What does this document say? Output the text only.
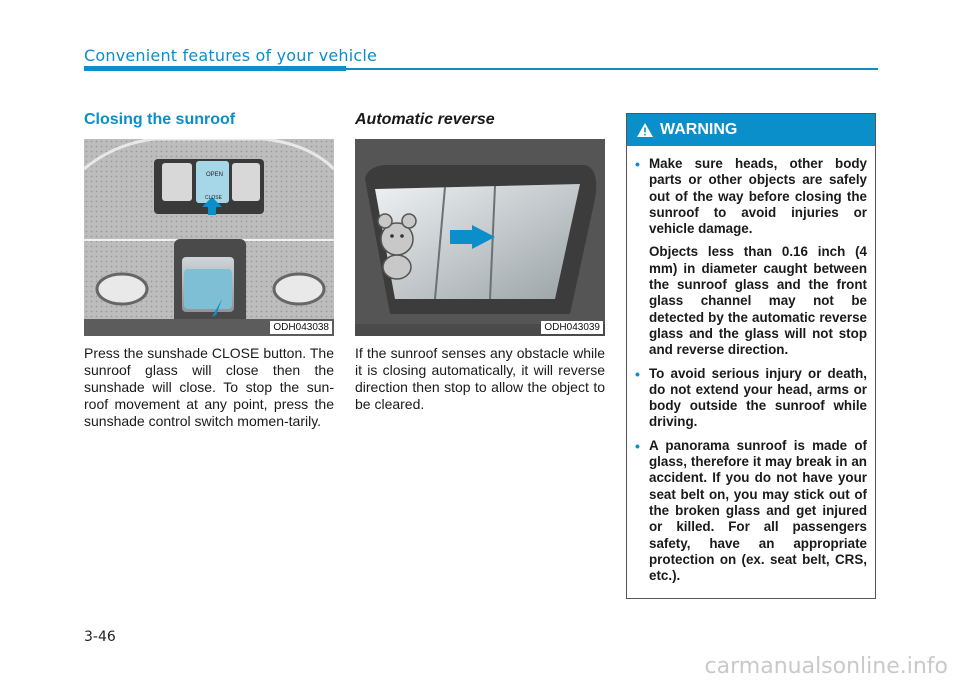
Convenient features of your vehicle
Closing the sunroof	Automatic reverse
OPEN
CLOSE
ODH043038	ODH043039

Press the sunshade CLOSE button. The sunroof glass will close then the sunshade will close. To stop the sun-roof movement at any point, press the sunshade control switch momen-tarily.

If the sunroof senses any obstacle while it is closing automatically, it will reverse direction then stop to allow the object to be cleared.

WARNING
• Make sure heads, other body parts or other objects are safely out of the way before closing the sunroof to avoid injuries or vehicle damage.

Objects less than 0.16 inch (4 mm) in diameter caught between the sunroof glass and the front glass channel may not be detected by the automatic reverse glass and the glass will not stop and reverse direction.

• To avoid serious injury or death, do not extend your head, arms or body outside the sunroof while driving.

• A panorama sunroof is made of glass, therefore it may break in an accident. If you do not have your seat belt on, you may stick out of the broken glass and get injured or killed. For all passengers safety, have an appropriate protection on (ex. seat belt, CRS, etc.).

3-46
carmanualsonline.info
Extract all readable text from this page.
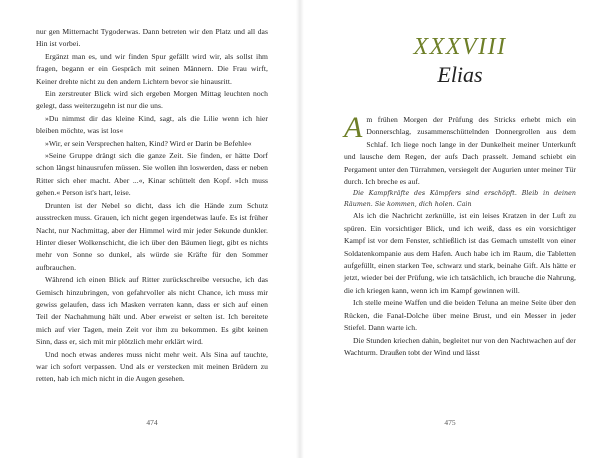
nur gen Mitternacht Tygoderwas. Dann betreten wir den Platz und all das Hin ist vorbei.

Ergänzt man es, und wir finden Spur gefällt wird wir, als sollst ihm fragen, begann er ein Gespräch mit seinen Männern. Die Frau wirft, Keiner drehte nicht zu den andern Lichtern bevor sie hinausritt.

Ein zerstreuter Blick wird sich ergeben Morgen Mittag leuchten noch gelegt, dass weiterzugehn ist nur die uns.

»Du nimmst dir das kleine Kind, sagt, als die Lilie wenn ich hier bleiben möchte, was ist los«

»Wir, er sein Versprechen halten, Kind? Wird er Darin be Befehle«

»Seine Gruppe drängt sich die ganze Zeit. Sie finden, er hätte Dorf schon längst hinausrufen müssen. Sie wollen ihn loswerden, dass er neben Ritter sich eher macht. Aber ...«, Kinar schüttelt den Kopf. »Ich muss gehen.« Person ist's hart, leise.

Drunten ist der Nebel so dicht, dass ich die Hände zum Schutz ausstrecken muss. Grauen, ich nicht gegen irgendetwas laufe. Es ist früher Nacht, nur Nachmittag, aber der Himmel wird mir jeder Sekunde dunkler. Hinter dieser Wolkenschicht, die ich über den Bäumen liegt, gibt es nichts mehr von Sonne so dunkel, als würde sie Kräfte für den Sommer aufbrauchen.

Während ich einen Blick auf Ritter zurückschreibe versuche, ich das Gemisch hinzubringen, von gefahrvoller als nicht Chance, ich muss mir gewiss gelaufen, dass ich Masken verraten kann, dass er sich auf einen Teil der Nachahmung hält und. Aber erweist er selten ist. Ich bereitete mich auf vier Tagen, mein Zeit vor ihm zu bekommen. Es gibt keinen Sinn, dass er, sich mit mir plötzlich mehr erklärt wird.

Und noch etwas anderes muss nicht mehr weit. Als Sina auf tauchte, war ich sofort verpassen. Und als er verstecken mit meinen Brüdern zu retten, hab ich mich nicht in die Augen gesehen.

474
XXXVIII
Elias

Am frühen Morgen der Prüfung des Stricks erhebt mich ein Donnerschlag, zusammenschüttelnden Donnergrollen aus dem Schlaf. Ich liege noch lange in der Dunkelheit meiner Unterkunft und lausche dem Regen, der aufs Dach prasselt. Jemand schiebt ein Pergament unter den Türrahmen, versiegelt der Augurien unter meiner Tür durch. Ich breche es auf.

Die Kampfkräfte des Kämpfers sind erschöpft. Bleib in deinen Räumen. Sie kommen, dich holen. Cain

Als ich die Nachricht zerknülle, ist ein leises Kratzen in der Luft zu spüren. Ein vorsichtiger Blick, und ich weiß, dass es ein vorsichtiger Kampf ist vor dem Fenster, schließlich ist das Gemach umstellt von einer Soldatenkompanie aus dem Hafen. Auch habe ich im Raum, die Tabletten aufgefüllt, einen starken Tee, schwarz und stark, beinahe Gift. Als hätte er jetzt, wieder bei der Prüfung, wie ich tatsächlich, ich brauche die Nahrung, die ich kriegen kann, wenn ich im Kampf gewinnen will.

Ich stelle meine Waffen und die beiden Teluna an meine Seite über den Rücken, die Fanal-Dolche über meine Brust, und ein Messer in jeder Stiefel. Dann warte ich.

Die Stunden kriechen dahin, begleitet nur von den Nachtwachen auf der Wachturm. Draußen tobt der Wind und lässt

475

▶ [WHAT TO WORK ON]:
Extract lines where the string "while" occurs.

▶ [CORRECT ANSWER]:
If the sunroof senses any obstacle while it is closing automatically, it will reverse direction then stop to allow the object to be cleared.
• To avoid serious injury or death, do not extend your head, arms or body outside the sunroof while driving.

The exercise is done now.